• _STORED DATA_:
━━━━━━━━━━

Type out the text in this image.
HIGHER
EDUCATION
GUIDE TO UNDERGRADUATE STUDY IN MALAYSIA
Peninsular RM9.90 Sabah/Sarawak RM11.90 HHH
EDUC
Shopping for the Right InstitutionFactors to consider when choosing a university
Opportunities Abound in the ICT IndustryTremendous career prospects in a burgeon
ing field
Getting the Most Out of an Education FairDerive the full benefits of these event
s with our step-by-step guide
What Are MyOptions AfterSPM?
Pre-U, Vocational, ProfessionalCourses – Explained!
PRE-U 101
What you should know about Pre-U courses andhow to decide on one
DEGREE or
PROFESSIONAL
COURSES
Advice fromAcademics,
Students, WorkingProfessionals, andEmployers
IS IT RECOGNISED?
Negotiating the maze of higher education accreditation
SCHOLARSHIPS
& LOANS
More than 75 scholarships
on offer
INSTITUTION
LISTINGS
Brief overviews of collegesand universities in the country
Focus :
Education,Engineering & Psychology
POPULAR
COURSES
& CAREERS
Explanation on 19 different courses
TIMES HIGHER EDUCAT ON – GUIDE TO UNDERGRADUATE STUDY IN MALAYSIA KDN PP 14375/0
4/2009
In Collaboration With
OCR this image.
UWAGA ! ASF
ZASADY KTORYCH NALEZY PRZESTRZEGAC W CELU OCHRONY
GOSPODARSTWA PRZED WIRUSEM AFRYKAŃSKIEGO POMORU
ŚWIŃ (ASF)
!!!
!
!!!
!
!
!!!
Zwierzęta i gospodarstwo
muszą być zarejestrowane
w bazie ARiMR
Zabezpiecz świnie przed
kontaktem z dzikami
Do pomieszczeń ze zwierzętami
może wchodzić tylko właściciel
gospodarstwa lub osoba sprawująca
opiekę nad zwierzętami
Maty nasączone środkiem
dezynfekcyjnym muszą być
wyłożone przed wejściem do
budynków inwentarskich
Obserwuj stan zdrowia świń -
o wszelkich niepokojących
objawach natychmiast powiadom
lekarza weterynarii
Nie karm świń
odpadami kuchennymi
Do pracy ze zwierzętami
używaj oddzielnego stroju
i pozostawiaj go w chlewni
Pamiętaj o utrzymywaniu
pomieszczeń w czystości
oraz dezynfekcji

━━━━━━━━━━

Return exactly, and only, the line containing "OCR this image." and every line after it through the end of the material.

• _RESULT BELOW_:
OCR this image.
UWAGA ! ASF
ZASADY KTORYCH NALEZY PRZESTRZEGAC W CELU OCHRONY
GOSPODARSTWA PRZED WIRUSEM AFRYKAŃSKIEGO POMORU
ŚWIŃ (ASF)
!!!
!
!!!
!
!
!!!
Zwierzęta i gospodarstwo
muszą być zarejestrowane
w bazie ARiMR
Zabezpiecz świnie przed
kontaktem z dzikami
Do pomieszczeń ze zwierzętami
może wchodzić tylko właściciel
gospodarstwa lub osoba sprawująca
opiekę nad zwierzętami
Maty nasączone środkiem
dezynfekcyjnym muszą być
wyłożone przed wejściem do
budynków inwentarskich
Obserwuj stan zdrowia świń -
o wszelkich niepokojących
objawach natychmiast powiadom
lekarza weterynarii
Nie karm świń
odpadami kuchennymi
Do pracy ze zwierzętami
używaj oddzielnego stroju
i pozostawiaj go w chlewni
Pamiętaj o utrzymywaniu
pomieszczeń w czystości
oraz dezynfekcji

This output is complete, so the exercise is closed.